INFORMATION GIVEN:

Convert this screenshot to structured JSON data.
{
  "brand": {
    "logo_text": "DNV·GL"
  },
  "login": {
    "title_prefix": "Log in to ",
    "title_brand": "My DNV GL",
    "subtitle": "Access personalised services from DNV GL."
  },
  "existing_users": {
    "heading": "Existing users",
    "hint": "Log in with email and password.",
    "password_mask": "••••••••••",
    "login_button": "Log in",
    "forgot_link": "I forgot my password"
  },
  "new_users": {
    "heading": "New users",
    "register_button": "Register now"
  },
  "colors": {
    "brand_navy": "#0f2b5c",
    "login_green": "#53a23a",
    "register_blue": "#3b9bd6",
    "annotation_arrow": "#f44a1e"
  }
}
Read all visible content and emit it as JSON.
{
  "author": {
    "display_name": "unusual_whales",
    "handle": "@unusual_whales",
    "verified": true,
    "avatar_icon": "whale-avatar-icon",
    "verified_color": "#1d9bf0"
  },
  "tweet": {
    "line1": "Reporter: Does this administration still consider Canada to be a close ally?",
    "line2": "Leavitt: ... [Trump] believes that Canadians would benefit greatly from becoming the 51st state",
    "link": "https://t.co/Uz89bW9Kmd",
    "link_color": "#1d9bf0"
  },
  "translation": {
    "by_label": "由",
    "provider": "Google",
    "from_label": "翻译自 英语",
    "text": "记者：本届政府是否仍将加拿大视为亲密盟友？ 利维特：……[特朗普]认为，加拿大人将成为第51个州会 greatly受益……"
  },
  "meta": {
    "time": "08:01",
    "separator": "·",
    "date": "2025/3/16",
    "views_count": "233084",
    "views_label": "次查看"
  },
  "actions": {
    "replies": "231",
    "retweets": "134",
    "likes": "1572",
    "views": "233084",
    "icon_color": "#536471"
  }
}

--

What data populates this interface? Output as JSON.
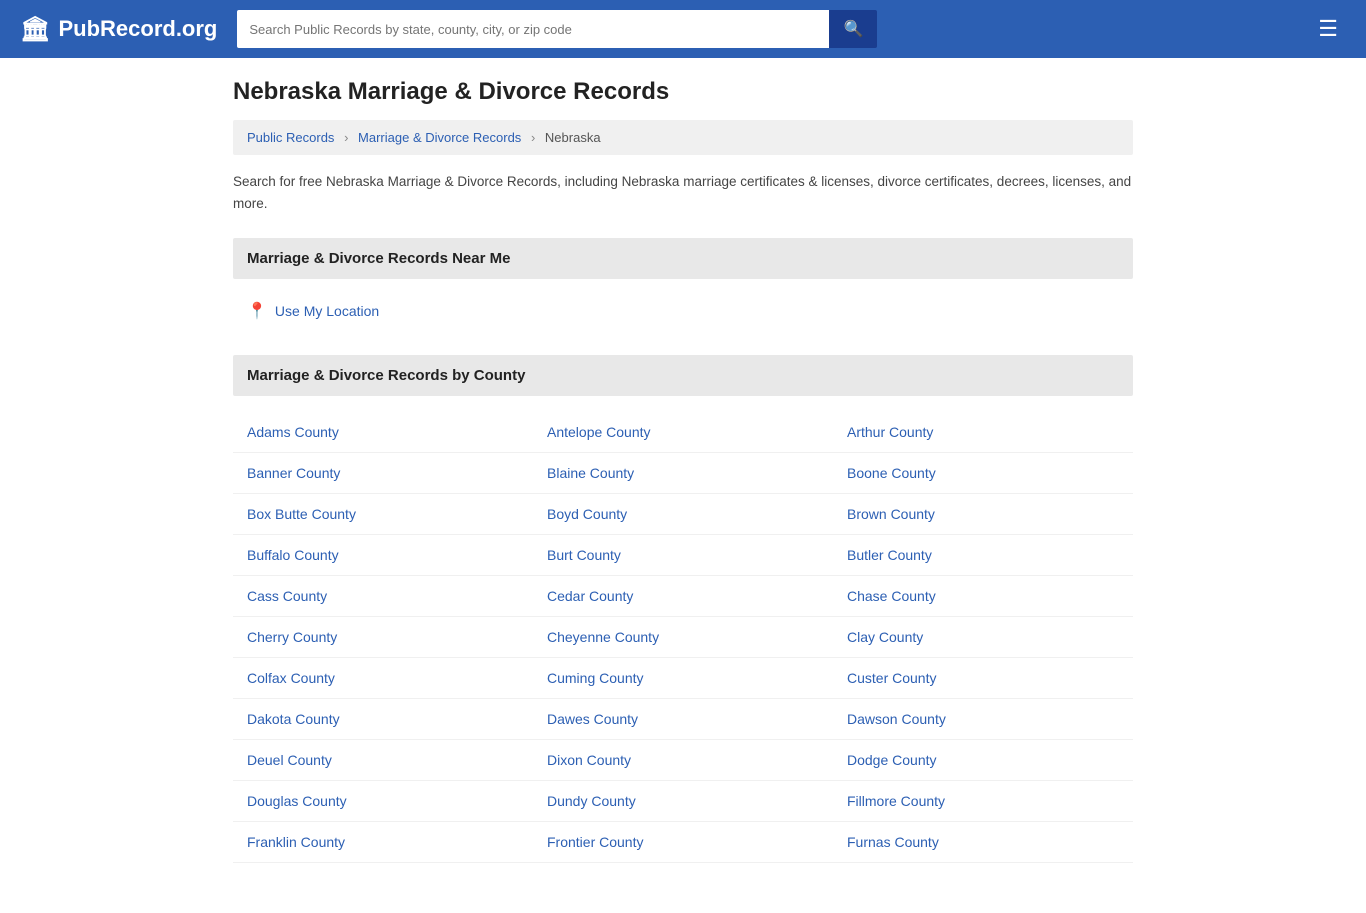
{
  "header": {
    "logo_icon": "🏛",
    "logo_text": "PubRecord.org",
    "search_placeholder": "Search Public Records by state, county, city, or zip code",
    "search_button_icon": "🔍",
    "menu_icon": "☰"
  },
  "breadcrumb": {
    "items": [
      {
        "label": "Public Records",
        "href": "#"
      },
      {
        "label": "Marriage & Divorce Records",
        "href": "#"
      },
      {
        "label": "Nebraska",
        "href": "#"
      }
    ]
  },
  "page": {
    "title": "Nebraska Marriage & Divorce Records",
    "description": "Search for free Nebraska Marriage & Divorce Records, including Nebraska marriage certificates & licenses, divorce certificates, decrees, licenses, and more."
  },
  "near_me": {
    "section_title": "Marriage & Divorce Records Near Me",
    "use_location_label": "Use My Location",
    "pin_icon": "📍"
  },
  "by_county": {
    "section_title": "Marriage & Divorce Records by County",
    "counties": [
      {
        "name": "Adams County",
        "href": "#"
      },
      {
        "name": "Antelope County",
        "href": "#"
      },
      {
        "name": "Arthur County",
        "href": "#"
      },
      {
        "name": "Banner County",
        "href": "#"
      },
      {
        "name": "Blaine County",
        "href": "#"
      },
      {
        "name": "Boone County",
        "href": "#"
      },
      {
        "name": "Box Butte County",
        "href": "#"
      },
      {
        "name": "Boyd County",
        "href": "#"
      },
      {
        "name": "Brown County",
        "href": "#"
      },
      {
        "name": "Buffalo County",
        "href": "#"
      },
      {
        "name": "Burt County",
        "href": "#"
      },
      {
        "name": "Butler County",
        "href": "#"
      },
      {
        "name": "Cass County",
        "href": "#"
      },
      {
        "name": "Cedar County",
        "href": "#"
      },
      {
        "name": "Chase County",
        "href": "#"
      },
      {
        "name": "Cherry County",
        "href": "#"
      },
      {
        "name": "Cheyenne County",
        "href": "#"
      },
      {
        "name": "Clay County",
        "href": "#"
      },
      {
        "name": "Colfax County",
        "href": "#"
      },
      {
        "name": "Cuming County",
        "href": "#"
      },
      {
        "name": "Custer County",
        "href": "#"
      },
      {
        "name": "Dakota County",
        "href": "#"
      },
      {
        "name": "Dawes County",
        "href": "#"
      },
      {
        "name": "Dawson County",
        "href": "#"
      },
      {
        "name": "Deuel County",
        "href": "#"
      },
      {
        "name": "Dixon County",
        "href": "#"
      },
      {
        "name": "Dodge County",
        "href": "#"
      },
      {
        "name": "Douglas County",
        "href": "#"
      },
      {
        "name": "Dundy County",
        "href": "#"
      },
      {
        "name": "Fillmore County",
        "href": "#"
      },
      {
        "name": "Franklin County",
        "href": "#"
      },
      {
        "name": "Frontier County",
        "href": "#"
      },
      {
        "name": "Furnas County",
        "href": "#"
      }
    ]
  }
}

--

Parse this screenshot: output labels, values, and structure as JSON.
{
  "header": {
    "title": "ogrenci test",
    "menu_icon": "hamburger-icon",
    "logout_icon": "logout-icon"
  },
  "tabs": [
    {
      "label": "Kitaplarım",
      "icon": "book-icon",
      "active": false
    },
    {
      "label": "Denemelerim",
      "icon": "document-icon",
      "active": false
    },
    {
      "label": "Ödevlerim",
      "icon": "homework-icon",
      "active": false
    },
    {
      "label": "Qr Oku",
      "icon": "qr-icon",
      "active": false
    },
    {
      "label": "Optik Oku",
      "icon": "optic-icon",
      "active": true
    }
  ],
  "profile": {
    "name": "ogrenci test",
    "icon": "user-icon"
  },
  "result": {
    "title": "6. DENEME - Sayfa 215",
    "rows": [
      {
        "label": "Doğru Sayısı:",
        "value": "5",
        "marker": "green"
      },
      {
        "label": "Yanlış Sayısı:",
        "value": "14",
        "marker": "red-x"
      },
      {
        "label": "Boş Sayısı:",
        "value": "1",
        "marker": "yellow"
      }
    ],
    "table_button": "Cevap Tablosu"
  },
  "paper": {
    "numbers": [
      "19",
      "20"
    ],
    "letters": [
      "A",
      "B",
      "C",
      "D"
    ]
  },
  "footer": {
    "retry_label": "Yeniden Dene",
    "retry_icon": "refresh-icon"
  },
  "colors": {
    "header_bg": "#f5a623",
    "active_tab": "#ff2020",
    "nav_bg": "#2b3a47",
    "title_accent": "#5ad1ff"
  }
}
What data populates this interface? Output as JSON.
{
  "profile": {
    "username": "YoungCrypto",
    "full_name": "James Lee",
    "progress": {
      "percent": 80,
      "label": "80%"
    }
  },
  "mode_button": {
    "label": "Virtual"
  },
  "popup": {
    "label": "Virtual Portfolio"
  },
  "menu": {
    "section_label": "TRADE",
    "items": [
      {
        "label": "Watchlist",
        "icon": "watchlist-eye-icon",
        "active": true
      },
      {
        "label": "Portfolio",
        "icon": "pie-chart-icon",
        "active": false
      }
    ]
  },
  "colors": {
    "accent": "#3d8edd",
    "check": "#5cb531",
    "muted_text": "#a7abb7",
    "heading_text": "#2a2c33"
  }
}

WRITTEN TASK:
Among the records above, find each line holding the string "marker" and pull it out.

TASK OUTPUT:
        "marker": "green"
        "marker": "red-x"
        "marker": "yellow"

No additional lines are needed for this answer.